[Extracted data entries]
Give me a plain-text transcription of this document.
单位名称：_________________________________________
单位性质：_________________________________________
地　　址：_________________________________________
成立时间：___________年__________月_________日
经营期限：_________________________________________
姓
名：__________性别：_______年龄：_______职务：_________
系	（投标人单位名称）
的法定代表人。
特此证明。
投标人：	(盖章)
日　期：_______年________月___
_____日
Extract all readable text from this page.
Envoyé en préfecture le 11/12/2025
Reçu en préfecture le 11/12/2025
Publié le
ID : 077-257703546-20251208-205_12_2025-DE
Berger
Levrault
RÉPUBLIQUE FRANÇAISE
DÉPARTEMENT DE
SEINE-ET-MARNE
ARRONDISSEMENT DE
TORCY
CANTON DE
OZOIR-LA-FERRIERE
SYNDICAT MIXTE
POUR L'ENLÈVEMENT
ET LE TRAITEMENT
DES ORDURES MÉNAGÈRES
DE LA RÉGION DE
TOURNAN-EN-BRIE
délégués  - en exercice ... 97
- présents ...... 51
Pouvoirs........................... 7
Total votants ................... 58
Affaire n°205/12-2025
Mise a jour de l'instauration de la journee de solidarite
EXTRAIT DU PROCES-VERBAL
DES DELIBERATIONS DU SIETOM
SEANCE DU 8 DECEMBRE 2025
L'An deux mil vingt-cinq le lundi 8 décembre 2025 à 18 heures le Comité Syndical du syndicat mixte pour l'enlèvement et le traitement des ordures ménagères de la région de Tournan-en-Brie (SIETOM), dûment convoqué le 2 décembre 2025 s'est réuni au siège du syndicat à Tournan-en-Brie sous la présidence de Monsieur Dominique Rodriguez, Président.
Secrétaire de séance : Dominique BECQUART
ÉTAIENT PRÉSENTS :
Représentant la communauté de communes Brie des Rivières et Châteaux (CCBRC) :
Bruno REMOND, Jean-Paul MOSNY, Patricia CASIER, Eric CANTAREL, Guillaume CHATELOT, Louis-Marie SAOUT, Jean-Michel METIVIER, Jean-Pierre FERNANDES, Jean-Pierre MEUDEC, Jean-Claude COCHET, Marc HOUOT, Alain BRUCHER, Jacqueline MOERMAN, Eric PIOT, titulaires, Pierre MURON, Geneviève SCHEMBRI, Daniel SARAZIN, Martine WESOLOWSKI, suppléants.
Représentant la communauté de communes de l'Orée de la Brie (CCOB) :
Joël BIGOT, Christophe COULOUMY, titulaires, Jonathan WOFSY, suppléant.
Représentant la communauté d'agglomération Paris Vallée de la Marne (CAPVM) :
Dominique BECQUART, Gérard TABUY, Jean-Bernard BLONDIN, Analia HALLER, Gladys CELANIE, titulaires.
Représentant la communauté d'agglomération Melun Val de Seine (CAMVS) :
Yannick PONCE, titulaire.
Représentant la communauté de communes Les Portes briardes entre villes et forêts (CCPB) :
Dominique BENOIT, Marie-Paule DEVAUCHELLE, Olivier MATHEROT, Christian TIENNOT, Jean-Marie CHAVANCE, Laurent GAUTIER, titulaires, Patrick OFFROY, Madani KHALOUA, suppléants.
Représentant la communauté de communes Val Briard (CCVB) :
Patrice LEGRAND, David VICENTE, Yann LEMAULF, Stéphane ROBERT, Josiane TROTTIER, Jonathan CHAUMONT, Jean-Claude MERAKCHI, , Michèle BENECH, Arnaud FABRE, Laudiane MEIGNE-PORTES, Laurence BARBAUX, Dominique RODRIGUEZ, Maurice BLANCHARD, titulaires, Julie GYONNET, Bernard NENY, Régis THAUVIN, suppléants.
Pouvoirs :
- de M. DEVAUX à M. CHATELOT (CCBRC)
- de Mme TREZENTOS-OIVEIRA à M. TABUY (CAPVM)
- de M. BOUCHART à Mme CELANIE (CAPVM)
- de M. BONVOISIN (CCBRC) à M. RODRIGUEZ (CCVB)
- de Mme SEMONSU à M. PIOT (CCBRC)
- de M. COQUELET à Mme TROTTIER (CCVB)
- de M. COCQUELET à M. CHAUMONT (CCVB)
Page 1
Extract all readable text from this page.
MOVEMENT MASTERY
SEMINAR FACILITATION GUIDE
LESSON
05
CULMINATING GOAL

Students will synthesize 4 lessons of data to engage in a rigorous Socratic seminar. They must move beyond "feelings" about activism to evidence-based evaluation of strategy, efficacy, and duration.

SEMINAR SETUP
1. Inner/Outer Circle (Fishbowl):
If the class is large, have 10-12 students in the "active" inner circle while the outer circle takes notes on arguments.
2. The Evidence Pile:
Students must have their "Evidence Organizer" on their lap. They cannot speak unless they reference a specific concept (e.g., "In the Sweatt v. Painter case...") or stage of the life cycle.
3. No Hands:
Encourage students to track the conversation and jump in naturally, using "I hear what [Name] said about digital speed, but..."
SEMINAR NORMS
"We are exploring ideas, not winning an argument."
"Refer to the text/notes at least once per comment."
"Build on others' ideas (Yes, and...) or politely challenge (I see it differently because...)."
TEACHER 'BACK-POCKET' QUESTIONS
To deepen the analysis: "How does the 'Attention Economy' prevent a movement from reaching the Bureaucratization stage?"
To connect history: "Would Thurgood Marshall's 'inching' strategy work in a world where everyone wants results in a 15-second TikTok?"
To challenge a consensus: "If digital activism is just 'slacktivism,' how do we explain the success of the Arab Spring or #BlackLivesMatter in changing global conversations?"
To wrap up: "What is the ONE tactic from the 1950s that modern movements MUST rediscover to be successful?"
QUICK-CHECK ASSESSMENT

Exercise goal »
Scan the lines for the string "from". Pick out every line that has it.

Exercise answer »
Extract all readable text from this page.
Extract all readable text from this page.
To deepen the analysis: "How does the 'Attention Economy' prevent a movement from reaching the Bureaucratization stage?"
To wrap up: "What is the ONE tactic from the 1950s that modern movements MUST rediscover to be successful?"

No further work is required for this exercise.